Isolate every line in the data with the string "деятельности" and copy it.

● ● ● ● ● ● ●

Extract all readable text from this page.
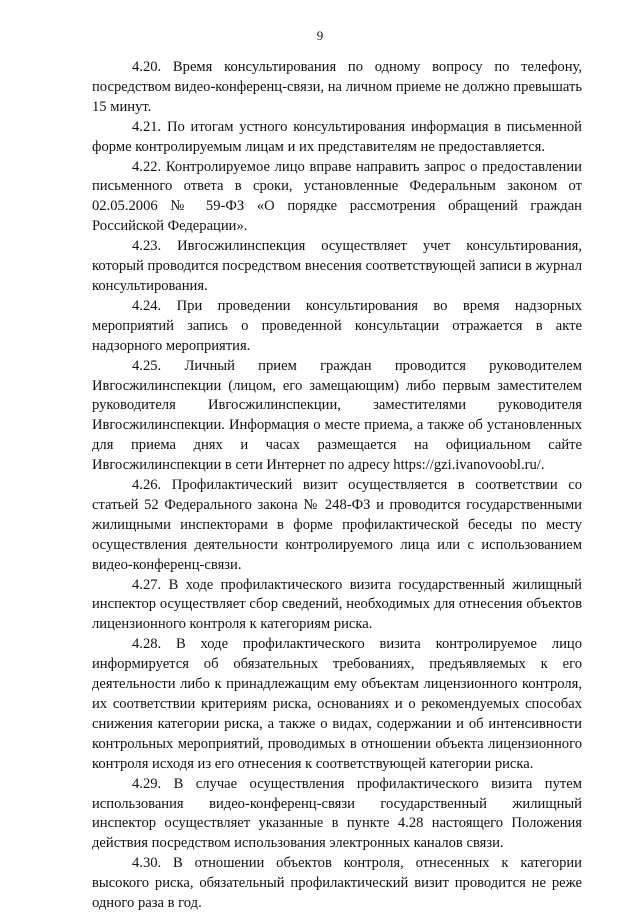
9

4.20. Время консультирования по одному вопросу по телефону, посредством видео-конференц-связи, на личном приеме не должно превышать 15 минут.

4.21. По итогам устного консультирования информация в письменной форме контролируемым лицам и их представителям не предоставляется.

4.22. Контролируемое лицо вправе направить запрос о предоставлении письменного ответа в сроки, установленные Федеральным законом от 02.05.2006 № 59-ФЗ «О порядке рассмотрения обращений граждан Российской Федерации».

4.23. Ивгосжилинспекция осуществляет учет консультирования, который проводится посредством внесения соответствующей записи в журнал консультирования.

4.24. При проведении консультирования во время надзорных мероприятий запись о проведенной консультации отражается в акте надзорного мероприятия.

4.25. Личный прием граждан проводится руководителем Ивгосжилинспекции (лицом, его замещающим) либо первым заместителем руководителя Ивгосжилинспекции, заместителями руководителя Ивгосжилинспекции. Информация о месте приема, а также об установленных для приема днях и часах размещается на официальном сайте Ивгосжилинспекции в сети Интернет по адресу https://gzi.ivanovoobl.ru/.

4.26. Профилактический визит осуществляется в соответствии со статьей 52 Федерального закона № 248-ФЗ и проводится государственными жилищными инспекторами в форме профилактической беседы по месту осуществления деятельности контролируемого лица или с использованием видео-конференц-связи.

4.27. В ходе профилактического визита государственный жилищный инспектор осуществляет сбор сведений, необходимых для отнесения объектов лицензионного контроля к категориям риска.

4.28. В ходе профилактического визита контролируемое лицо информируется об обязательных требованиях, предъявляемых к его деятельности либо к принадлежащим ему объектам лицензионного контроля, их соответствии критериям риска, основаниях и о рекомендуемых способах снижения категории риска, а также о видах, содержании и об интенсивности контрольных мероприятий, проводимых в отношении объекта лицензионного контроля исходя из его отнесения к соответствующей категории риска.

4.29. В случае осуществления профилактического визита путем использования видео-конференц-связи государственный жилищный инспектор осуществляет указанные в пункте 4.28 настоящего Положения действия посредством использования электронных каналов связи.

4.30. В отношении объектов контроля, отнесенных к категории высокого риска, обязательный профилактический визит проводится не реже одного раза в год.
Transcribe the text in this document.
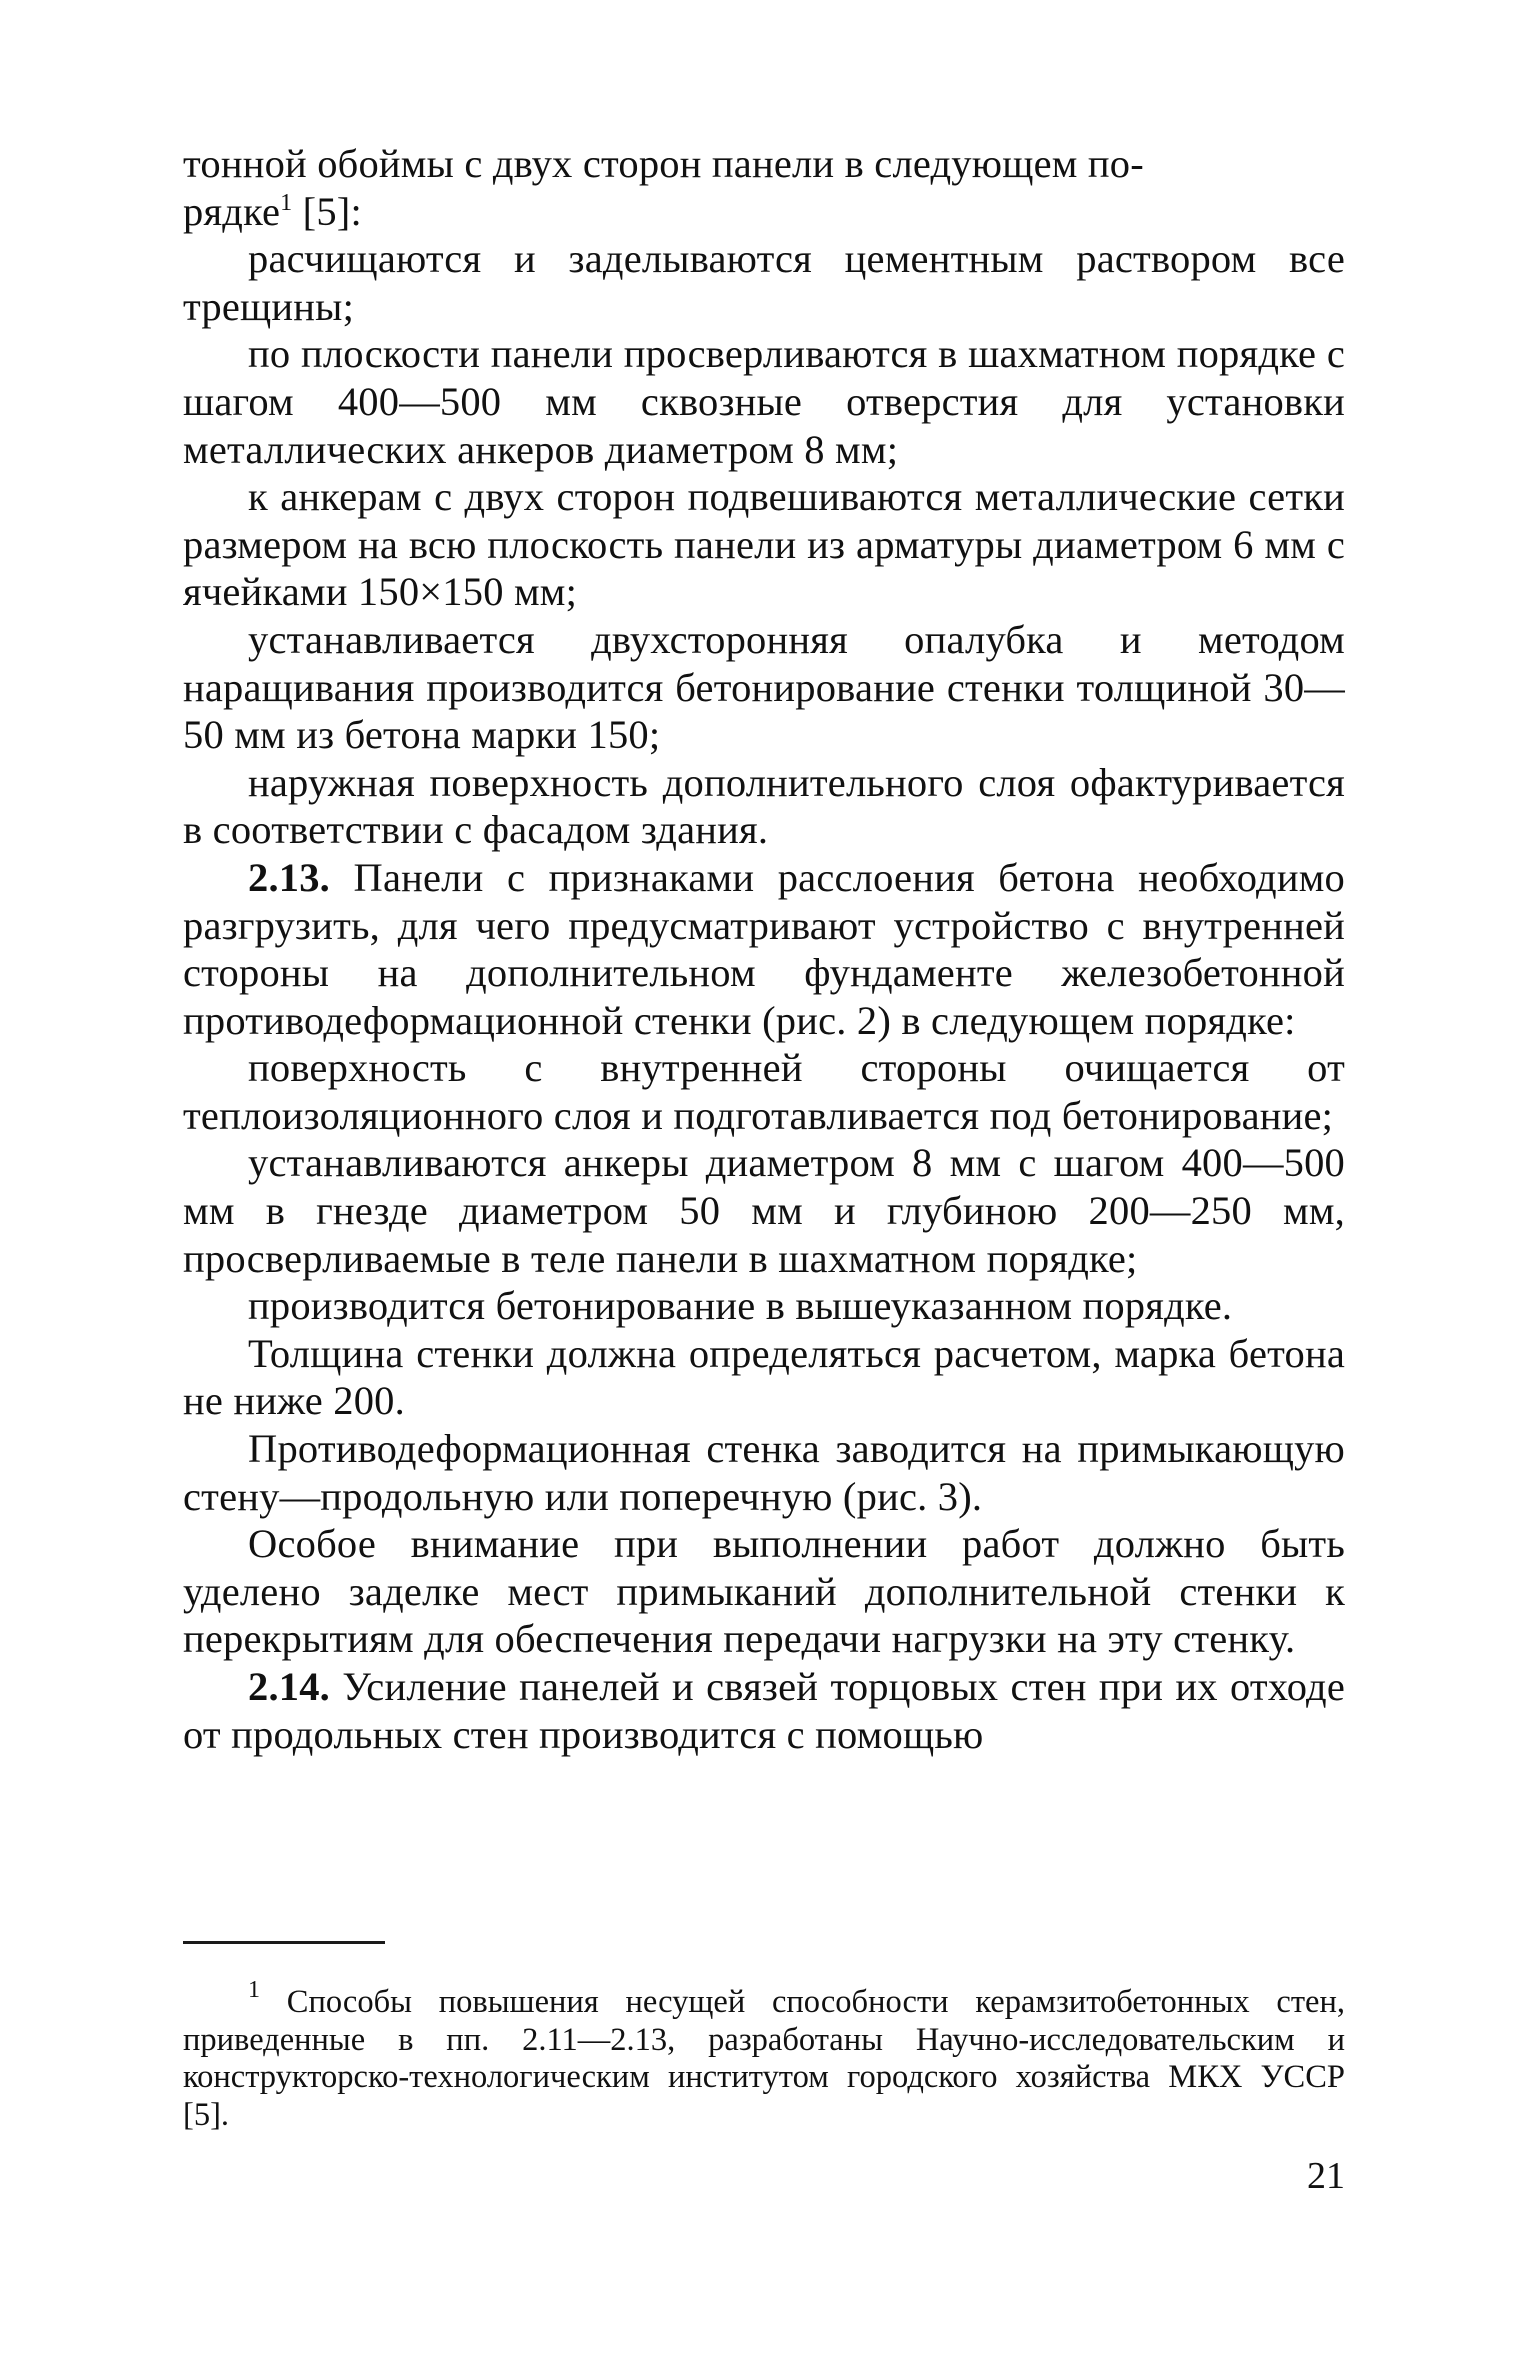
тонной обоймы с двух сторон панели в следующем по-
рядке$^1$ [5]:

расчищаются и заделываются цементным раствором все трещины;

по плоскости панели просверливаются в шахматном порядке с шагом 400—500 мм сквозные отверстия для установки металлических анкеров диаметром 8 мм;

к анкерам с двух сторон подвешиваются металлические сетки размером на всю плоскость панели из арматуры диаметром 6 мм с ячейками 150×150 мм;

устанавливается двухсторонняя опалубка и методом наращивания производится бетонирование стенки толщиной 30—50 мм из бетона марки 150;

наружная поверхность дополнительного слоя офактуривается в соответствии с фасадом здания.

2.13. Панели с признаками расслоения бетона необходимо разгрузить, для чего предусматривают устройство с внутренней стороны на дополнительном фундаменте железобетонной противодеформационной стенки (рис. 2) в следующем порядке:

поверхность с внутренней стороны очищается от теплоизоляционного слоя и подготавливается под бетонирование;

устанавливаются анкеры диаметром 8 мм с шагом 400—500 мм в гнезде диаметром 50 мм и глубиною 200—250 мм, просверливаемые в теле панели в шахматном порядке;

производится бетонирование в вышеуказанном порядке.

Толщина стенки должна определяться расчетом, марка бетона не ниже 200.

Противодеформационная стенка заводится на примыкающую стену—продольную или поперечную (рис. 3).

Особое внимание при выполнении работ должно быть уделено заделке мест примыканий дополнительной стенки к перекрытиям для обеспечения передачи нагрузки на эту стенку.

2.14. Усиление панелей и связей торцовых стен при их отходе от продольных стен производится с помощью

$^1$ Способы повышения несущей способности керамзитобетонных стен, приведенные в пп. 2.11—2.13, разработаны Научно-исследовательским и конструкторско-технологическим институтом городского хозяйства МКХ УССР [5].

21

● ● ● ● ● ● ●

## Result:
4.26. Профилактический визит осуществляется в соответствии со статьей 52 Федерального закона № 248-ФЗ и проводится государственными жилищными инспекторами в форме профилактической беседы по месту осуществления деятельности контролируемого лица или с использованием видео-конференц-связи.
4.28. В ходе профилактического визита контролируемое лицо информируется об обязательных требованиях, предъявляемых к его деятельности либо к принадлежащим ему объектам лицензионного контроля, их соответствии критериям риска, основаниях и о рекомендуемых способах снижения категории риска, а также о видах, содержании и об интенсивности контрольных мероприятий, проводимых в отношении объекта лицензионного контроля исходя из его отнесения к соответствующей категории риска.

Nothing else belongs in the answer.